- _Exercise directions_
Reproduce the rows below word for word, omitting the pictures.

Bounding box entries
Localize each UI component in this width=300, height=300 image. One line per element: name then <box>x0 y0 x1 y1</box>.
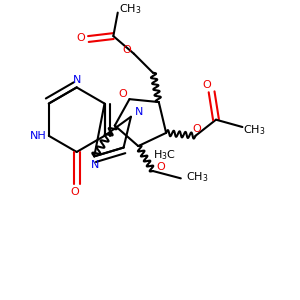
Text: N: N <box>73 75 81 85</box>
Text: O: O <box>202 80 211 90</box>
Text: H$_3$C: H$_3$C <box>153 148 176 162</box>
Text: O: O <box>122 45 131 55</box>
Text: CH$_3$: CH$_3$ <box>186 170 208 184</box>
Text: N: N <box>135 107 143 117</box>
Text: N: N <box>91 160 99 170</box>
Text: CH$_3$: CH$_3$ <box>244 124 266 137</box>
Text: O: O <box>157 162 166 172</box>
Text: O: O <box>193 124 201 134</box>
Text: O: O <box>77 33 85 43</box>
Text: O: O <box>71 188 80 197</box>
Text: CH$_3$: CH$_3$ <box>119 2 141 16</box>
Text: NH: NH <box>30 131 47 141</box>
Text: O: O <box>118 89 127 99</box>
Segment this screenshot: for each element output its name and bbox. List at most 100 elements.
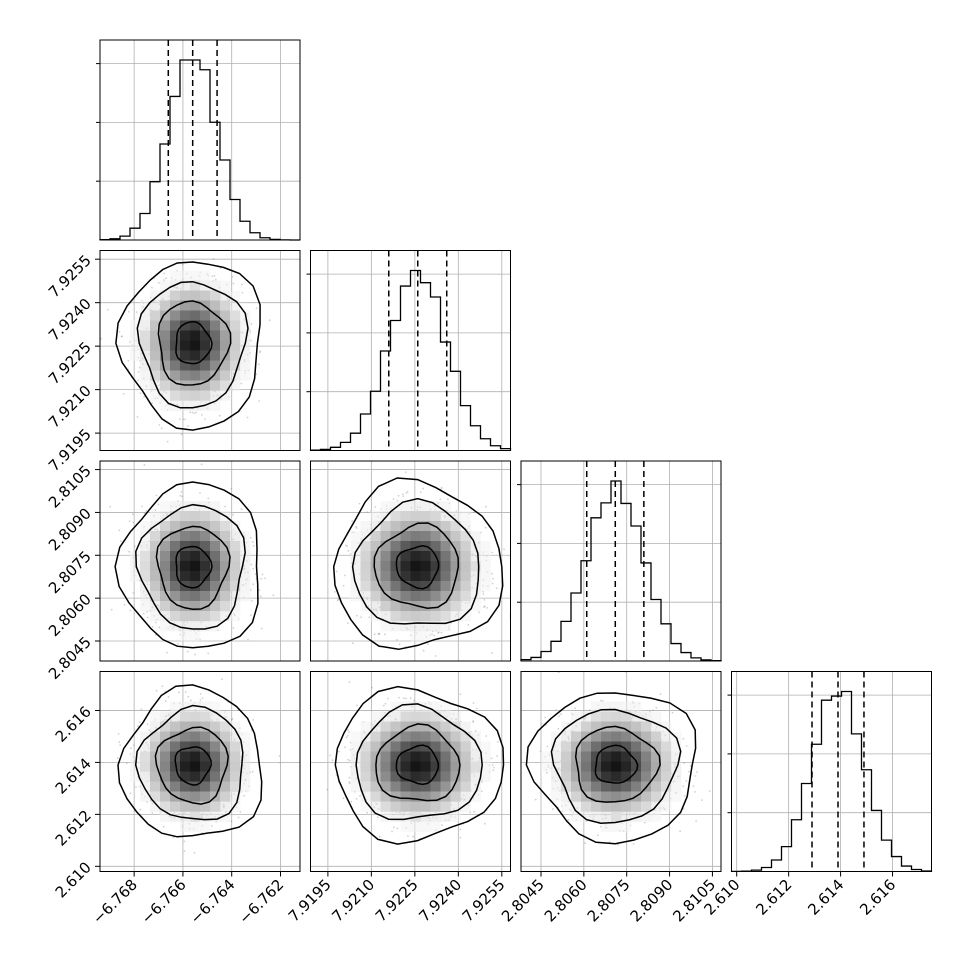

- _Solution to this task_
Localize each UI component in this width=300, height=300 image. One line per element: name then <box>x0 y0 x1 y1</box>.
Text: N: N <box>73 75 81 85</box>
Text: O: O <box>202 80 211 90</box>
Text: H$_3$C: H$_3$C <box>153 148 176 162</box>
Text: O: O <box>122 45 131 55</box>
Text: CH$_3$: CH$_3$ <box>186 170 208 184</box>
Text: N: N <box>135 107 143 117</box>
Text: N: N <box>91 160 99 170</box>
Text: CH$_3$: CH$_3$ <box>244 124 266 137</box>
Text: O: O <box>157 162 166 172</box>
Text: O: O <box>193 124 201 134</box>
Text: O: O <box>77 33 85 43</box>
Text: O: O <box>71 188 80 197</box>
Text: CH$_3$: CH$_3$ <box>119 2 141 16</box>
Text: NH: NH <box>30 131 47 141</box>
Text: O: O <box>118 89 127 99</box>
Segment this screenshot: for each element output its name and bbox. List at most 100 elements.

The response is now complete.